**Job**. Reproduce the listing below verbatim.

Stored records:
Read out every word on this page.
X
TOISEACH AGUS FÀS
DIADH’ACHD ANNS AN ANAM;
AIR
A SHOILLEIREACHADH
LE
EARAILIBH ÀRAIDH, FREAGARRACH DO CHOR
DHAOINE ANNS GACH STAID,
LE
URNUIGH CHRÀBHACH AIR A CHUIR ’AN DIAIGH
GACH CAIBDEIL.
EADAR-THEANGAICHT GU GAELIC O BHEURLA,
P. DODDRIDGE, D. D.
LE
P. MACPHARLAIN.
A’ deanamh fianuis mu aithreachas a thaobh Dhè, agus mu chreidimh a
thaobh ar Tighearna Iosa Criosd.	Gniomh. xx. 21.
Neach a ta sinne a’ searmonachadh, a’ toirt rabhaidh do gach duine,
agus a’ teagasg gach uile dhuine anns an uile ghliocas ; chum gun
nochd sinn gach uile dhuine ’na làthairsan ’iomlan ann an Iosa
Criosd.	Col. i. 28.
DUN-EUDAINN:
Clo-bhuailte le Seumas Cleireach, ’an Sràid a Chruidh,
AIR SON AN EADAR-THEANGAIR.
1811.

**Answer in full**.
Read out every word on this page.
X
TOISEACH AGUS FÀS
DIADH’ACHD ANNS AN ANAM;
AIR
A SHOILLEIREACHADH
LE
EARAILIBH ÀRAIDH, FREAGARRACH DO CHOR
DHAOINE ANNS GACH STAID,
LE
URNUIGH CHRÀBHACH AIR A CHUIR ’AN DIAIGH
GACH CAIBDEIL.
EADAR-THEANGAICHT GU GAELIC O BHEURLA,
P. DODDRIDGE, D. D.
LE
P. MACPHARLAIN.
A’ deanamh fianuis mu aithreachas a thaobh Dhè, agus mu chreidimh a
thaobh ar Tighearna Iosa Criosd.	Gniomh. xx. 21.
Neach a ta sinne a’ searmonachadh, a’ toirt rabhaidh do gach duine,
agus a’ teagasg gach uile dhuine anns an uile ghliocas ; chum gun
nochd sinn gach uile dhuine ’na làthairsan ’iomlan ann an Iosa
Criosd.	Col. i. 28.
DUN-EUDAINN:
Clo-bhuailte le Seumas Cleireach, ’an Sràid a Chruidh,
AIR SON AN EADAR-THEANGAIR.
1811.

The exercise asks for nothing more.